→ **Exercise data**
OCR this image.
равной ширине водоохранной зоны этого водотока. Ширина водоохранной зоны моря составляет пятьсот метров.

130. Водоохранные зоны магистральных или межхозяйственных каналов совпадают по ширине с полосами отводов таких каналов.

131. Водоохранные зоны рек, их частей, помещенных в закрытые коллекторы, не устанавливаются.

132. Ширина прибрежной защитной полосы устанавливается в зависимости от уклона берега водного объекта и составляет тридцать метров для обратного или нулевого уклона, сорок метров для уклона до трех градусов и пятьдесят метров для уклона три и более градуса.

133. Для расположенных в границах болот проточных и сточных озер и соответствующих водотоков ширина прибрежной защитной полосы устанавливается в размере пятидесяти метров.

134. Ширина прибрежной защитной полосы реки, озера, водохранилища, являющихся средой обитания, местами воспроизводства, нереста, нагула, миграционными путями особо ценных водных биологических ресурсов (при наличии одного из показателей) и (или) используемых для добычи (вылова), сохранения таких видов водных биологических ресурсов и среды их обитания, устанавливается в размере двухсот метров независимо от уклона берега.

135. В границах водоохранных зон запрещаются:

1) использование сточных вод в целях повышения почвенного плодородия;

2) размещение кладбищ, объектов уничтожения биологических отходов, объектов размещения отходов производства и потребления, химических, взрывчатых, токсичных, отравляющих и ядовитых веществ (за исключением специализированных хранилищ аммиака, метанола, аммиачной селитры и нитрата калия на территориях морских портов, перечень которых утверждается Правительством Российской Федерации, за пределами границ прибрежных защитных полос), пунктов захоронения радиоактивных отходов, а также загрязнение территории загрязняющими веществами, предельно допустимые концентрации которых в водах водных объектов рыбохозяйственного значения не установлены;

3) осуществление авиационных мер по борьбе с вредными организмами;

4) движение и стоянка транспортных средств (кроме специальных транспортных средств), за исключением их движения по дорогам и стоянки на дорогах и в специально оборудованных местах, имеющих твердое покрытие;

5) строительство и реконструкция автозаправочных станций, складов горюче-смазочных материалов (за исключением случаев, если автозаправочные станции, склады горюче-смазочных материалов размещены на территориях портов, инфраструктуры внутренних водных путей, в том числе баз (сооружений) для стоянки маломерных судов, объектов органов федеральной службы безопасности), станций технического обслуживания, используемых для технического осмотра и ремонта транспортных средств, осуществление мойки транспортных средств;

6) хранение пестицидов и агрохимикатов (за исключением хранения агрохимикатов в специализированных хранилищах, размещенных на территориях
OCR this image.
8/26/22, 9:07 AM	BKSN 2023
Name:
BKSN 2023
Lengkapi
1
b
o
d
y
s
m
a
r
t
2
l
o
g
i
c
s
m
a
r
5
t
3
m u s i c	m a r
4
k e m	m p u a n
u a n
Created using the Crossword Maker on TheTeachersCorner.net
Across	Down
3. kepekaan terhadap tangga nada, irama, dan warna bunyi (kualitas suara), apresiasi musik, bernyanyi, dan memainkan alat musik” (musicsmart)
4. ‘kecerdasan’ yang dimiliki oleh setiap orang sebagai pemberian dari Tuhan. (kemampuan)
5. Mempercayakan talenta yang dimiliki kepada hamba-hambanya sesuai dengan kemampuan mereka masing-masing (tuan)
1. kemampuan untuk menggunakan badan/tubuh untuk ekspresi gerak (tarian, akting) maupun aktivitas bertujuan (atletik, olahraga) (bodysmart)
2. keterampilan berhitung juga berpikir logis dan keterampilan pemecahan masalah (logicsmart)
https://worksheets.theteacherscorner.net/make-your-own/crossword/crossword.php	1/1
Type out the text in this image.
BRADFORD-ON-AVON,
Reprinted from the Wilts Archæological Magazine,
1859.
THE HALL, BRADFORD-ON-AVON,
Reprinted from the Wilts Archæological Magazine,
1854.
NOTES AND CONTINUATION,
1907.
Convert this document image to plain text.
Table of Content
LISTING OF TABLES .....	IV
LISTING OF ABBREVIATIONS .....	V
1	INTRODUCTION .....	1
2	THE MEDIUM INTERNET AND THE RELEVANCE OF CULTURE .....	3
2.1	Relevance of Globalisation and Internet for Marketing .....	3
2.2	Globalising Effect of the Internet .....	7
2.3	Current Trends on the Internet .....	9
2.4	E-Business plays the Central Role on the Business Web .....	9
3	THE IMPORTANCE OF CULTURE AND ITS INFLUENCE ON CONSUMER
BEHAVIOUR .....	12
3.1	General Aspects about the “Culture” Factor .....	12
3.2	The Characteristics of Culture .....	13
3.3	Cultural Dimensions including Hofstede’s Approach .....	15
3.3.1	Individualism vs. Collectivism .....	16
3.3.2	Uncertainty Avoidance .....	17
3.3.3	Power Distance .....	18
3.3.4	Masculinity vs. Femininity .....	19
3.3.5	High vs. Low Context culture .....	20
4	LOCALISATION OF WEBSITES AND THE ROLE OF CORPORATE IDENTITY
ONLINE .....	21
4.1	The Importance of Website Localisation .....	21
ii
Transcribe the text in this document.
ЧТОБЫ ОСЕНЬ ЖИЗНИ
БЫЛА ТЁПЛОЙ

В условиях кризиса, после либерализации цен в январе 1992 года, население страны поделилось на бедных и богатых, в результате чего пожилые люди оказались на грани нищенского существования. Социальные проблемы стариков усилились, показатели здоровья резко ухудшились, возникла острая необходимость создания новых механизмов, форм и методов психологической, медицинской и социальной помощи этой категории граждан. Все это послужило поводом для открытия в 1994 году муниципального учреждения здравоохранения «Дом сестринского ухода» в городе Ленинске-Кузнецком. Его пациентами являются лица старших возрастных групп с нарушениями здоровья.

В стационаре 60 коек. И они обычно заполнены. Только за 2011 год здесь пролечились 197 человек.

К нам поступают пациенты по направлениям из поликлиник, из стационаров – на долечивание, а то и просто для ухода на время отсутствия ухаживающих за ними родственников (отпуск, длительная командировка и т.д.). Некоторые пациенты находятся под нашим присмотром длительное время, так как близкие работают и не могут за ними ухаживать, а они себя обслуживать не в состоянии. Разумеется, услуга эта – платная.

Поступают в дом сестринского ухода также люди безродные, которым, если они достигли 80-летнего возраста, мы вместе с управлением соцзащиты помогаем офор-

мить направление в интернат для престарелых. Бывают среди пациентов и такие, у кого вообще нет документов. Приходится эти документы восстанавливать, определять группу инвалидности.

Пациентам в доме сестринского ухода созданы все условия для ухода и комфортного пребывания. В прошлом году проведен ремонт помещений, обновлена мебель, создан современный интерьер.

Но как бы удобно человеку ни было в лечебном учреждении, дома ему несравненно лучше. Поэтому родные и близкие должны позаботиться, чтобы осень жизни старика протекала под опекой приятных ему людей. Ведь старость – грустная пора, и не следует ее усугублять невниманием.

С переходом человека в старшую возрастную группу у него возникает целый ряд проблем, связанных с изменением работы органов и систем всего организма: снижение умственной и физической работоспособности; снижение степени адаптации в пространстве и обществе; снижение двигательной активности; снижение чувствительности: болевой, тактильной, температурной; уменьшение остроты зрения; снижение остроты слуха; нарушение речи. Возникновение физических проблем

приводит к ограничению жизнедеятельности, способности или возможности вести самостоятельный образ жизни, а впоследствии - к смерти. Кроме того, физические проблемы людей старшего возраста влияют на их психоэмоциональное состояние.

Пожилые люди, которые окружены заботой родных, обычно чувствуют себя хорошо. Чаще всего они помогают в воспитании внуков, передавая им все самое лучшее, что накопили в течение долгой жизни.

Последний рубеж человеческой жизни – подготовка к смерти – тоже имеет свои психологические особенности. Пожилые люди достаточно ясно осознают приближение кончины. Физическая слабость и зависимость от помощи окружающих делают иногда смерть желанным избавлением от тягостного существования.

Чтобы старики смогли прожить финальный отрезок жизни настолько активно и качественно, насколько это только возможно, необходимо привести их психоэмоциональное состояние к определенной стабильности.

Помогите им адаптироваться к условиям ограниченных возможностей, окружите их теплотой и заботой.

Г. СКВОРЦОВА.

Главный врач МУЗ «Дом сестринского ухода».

→ **Required task**
Of the lines in the records, how many contain the word "границах"? Answer with the number and nothing else.

→ **Reply**
2